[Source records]

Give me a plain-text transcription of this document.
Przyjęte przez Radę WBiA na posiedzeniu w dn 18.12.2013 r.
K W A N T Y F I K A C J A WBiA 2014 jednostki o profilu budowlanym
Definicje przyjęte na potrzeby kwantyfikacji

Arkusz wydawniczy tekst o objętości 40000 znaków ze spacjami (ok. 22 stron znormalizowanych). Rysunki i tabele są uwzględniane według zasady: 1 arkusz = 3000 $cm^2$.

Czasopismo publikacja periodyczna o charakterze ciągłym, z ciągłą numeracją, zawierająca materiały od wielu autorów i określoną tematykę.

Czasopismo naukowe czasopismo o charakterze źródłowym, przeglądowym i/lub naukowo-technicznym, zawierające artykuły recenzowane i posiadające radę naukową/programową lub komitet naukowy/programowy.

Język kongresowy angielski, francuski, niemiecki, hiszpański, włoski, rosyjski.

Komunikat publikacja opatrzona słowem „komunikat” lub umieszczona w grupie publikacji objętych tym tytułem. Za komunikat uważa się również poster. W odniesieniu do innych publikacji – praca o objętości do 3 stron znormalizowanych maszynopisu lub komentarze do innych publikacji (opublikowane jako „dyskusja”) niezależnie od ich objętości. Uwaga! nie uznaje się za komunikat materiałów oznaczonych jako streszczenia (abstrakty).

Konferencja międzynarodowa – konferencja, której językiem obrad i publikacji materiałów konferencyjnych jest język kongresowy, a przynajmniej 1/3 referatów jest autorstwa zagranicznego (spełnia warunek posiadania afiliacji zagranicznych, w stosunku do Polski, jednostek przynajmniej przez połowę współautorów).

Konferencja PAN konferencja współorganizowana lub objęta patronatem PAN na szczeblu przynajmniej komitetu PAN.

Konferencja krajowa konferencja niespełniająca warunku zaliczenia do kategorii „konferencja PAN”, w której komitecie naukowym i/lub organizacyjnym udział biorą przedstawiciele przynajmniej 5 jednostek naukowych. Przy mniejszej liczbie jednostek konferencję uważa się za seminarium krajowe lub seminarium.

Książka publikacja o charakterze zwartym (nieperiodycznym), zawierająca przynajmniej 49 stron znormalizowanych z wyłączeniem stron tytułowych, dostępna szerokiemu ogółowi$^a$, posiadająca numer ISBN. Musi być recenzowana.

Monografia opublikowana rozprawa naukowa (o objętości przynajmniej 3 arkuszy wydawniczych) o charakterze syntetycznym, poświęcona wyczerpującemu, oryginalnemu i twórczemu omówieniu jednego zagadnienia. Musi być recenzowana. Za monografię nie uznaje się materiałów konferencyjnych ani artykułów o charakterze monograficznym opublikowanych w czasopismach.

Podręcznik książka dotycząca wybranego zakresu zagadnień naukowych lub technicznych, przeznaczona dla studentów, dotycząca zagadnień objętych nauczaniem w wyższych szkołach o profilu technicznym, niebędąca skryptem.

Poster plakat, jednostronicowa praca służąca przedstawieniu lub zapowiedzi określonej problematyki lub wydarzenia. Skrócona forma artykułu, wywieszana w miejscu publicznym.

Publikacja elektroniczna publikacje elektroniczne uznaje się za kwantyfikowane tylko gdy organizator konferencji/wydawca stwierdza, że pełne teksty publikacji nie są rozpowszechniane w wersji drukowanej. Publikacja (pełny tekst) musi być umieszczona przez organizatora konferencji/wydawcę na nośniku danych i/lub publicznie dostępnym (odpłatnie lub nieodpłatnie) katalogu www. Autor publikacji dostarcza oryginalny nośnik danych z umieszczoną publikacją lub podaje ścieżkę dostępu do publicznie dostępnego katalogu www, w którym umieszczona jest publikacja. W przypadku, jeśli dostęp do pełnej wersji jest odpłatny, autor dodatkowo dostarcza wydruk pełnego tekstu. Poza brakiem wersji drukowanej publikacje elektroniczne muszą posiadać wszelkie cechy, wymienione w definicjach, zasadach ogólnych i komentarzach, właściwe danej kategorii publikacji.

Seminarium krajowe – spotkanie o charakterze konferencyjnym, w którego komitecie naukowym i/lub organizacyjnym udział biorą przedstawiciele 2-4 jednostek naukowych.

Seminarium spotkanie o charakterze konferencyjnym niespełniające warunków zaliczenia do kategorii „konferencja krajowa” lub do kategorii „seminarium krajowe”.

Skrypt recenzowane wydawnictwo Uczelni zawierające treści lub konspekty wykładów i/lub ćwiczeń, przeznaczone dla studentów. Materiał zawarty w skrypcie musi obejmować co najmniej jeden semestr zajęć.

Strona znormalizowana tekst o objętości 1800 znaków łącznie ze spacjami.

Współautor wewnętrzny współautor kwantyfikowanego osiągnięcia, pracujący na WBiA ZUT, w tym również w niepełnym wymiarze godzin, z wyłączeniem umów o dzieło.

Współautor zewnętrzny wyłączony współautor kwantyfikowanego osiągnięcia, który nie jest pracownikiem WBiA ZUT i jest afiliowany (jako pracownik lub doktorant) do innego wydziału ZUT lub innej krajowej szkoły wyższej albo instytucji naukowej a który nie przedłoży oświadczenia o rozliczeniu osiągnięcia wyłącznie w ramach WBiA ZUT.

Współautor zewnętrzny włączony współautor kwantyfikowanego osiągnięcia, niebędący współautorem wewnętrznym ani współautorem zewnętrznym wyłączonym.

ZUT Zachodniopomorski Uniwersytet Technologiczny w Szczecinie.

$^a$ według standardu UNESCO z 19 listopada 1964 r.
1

# TASK TO COMPLETE:
Output all of the data again, exactly.

# COMPLETE RESPONSE:
Give me a plain-text transcription of this document.
Przyjęte przez Radę WBiA na posiedzeniu w dn 18.12.2013 r.
K W A N T Y F I K A C J A WBiA 2014 jednostki o profilu budowlanym
Definicje przyjęte na potrzeby kwantyfikacji

Arkusz wydawniczy tekst o objętości 40000 znaków ze spacjami (ok. 22 stron znormalizowanych). Rysunki i tabele są uwzględniane według zasady: 1 arkusz = 3000 $cm^2$.

Czasopismo publikacja periodyczna o charakterze ciągłym, z ciągłą numeracją, zawierająca materiały od wielu autorów i określoną tematykę.

Czasopismo naukowe czasopismo o charakterze źródłowym, przeglądowym i/lub naukowo-technicznym, zawierające artykuły recenzowane i posiadające radę naukową/programową lub komitet naukowy/programowy.

Język kongresowy angielski, francuski, niemiecki, hiszpański, włoski, rosyjski.

Komunikat publikacja opatrzona słowem „komunikat” lub umieszczona w grupie publikacji objętych tym tytułem. Za komunikat uważa się również poster. W odniesieniu do innych publikacji – praca o objętości do 3 stron znormalizowanych maszynopisu lub komentarze do innych publikacji (opublikowane jako „dyskusja”) niezależnie od ich objętości. Uwaga! nie uznaje się za komunikat materiałów oznaczonych jako streszczenia (abstrakty).

Konferencja międzynarodowa – konferencja, której językiem obrad i publikacji materiałów konferencyjnych jest język kongresowy, a przynajmniej 1/3 referatów jest autorstwa zagranicznego (spełnia warunek posiadania afiliacji zagranicznych, w stosunku do Polski, jednostek przynajmniej przez połowę współautorów).

Konferencja PAN konferencja współorganizowana lub objęta patronatem PAN na szczeblu przynajmniej komitetu PAN.

Konferencja krajowa konferencja niespełniająca warunku zaliczenia do kategorii „konferencja PAN”, w której komitecie naukowym i/lub organizacyjnym udział biorą przedstawiciele przynajmniej 5 jednostek naukowych. Przy mniejszej liczbie jednostek konferencję uważa się za seminarium krajowe lub seminarium.

Książka publikacja o charakterze zwartym (nieperiodycznym), zawierająca przynajmniej 49 stron znormalizowanych z wyłączeniem stron tytułowych, dostępna szerokiemu ogółowi$^a$, posiadająca numer ISBN. Musi być recenzowana.

Monografia opublikowana rozprawa naukowa (o objętości przynajmniej 3 arkuszy wydawniczych) o charakterze syntetycznym, poświęcona wyczerpującemu, oryginalnemu i twórczemu omówieniu jednego zagadnienia. Musi być recenzowana. Za monografię nie uznaje się materiałów konferencyjnych ani artykułów o charakterze monograficznym opublikowanych w czasopismach.

Podręcznik książka dotycząca wybranego zakresu zagadnień naukowych lub technicznych, przeznaczona dla studentów, dotycząca zagadnień objętych nauczaniem w wyższych szkołach o profilu technicznym, niebędąca skryptem.

Poster plakat, jednostronicowa praca służąca przedstawieniu lub zapowiedzi określonej problematyki lub wydarzenia. Skrócona forma artykułu, wywieszana w miejscu publicznym.

Publikacja elektroniczna publikacje elektroniczne uznaje się za kwantyfikowane tylko gdy organizator konferencji/wydawca stwierdza, że pełne teksty publikacji nie są rozpowszechniane w wersji drukowanej. Publikacja (pełny tekst) musi być umieszczona przez organizatora konferencji/wydawcę na nośniku danych i/lub publicznie dostępnym (odpłatnie lub nieodpłatnie) katalogu www. Autor publikacji dostarcza oryginalny nośnik danych z umieszczoną publikacją lub podaje ścieżkę dostępu do publicznie dostępnego katalogu www, w którym umieszczona jest publikacja. W przypadku, jeśli dostęp do pełnej wersji jest odpłatny, autor dodatkowo dostarcza wydruk pełnego tekstu. Poza brakiem wersji drukowanej publikacje elektroniczne muszą posiadać wszelkie cechy, wymienione w definicjach, zasadach ogólnych i komentarzach, właściwe danej kategorii publikacji.

Seminarium krajowe – spotkanie o charakterze konferencyjnym, w którego komitecie naukowym i/lub organizacyjnym udział biorą przedstawiciele 2-4 jednostek naukowych.

Seminarium spotkanie o charakterze konferencyjnym niespełniające warunków zaliczenia do kategorii „konferencja krajowa” lub do kategorii „seminarium krajowe”.

Skrypt recenzowane wydawnictwo Uczelni zawierające treści lub konspekty wykładów i/lub ćwiczeń, przeznaczone dla studentów. Materiał zawarty w skrypcie musi obejmować co najmniej jeden semestr zajęć.

Strona znormalizowana tekst o objętości 1800 znaków łącznie ze spacjami.

Współautor wewnętrzny współautor kwantyfikowanego osiągnięcia, pracujący na WBiA ZUT, w tym również w niepełnym wymiarze godzin, z wyłączeniem umów o dzieło.

Współautor zewnętrzny wyłączony współautor kwantyfikowanego osiągnięcia, który nie jest pracownikiem WBiA ZUT i jest afiliowany (jako pracownik lub doktorant) do innego wydziału ZUT lub innej krajowej szkoły wyższej albo instytucji naukowej a który nie przedłoży oświadczenia o rozliczeniu osiągnięcia wyłącznie w ramach WBiA ZUT.

Współautor zewnętrzny włączony współautor kwantyfikowanego osiągnięcia, niebędący współautorem wewnętrznym ani współautorem zewnętrznym wyłączonym.

ZUT Zachodniopomorski Uniwersytet Technologiczny w Szczecinie.

$^a$ według standardu UNESCO z 19 listopada 1964 r.
1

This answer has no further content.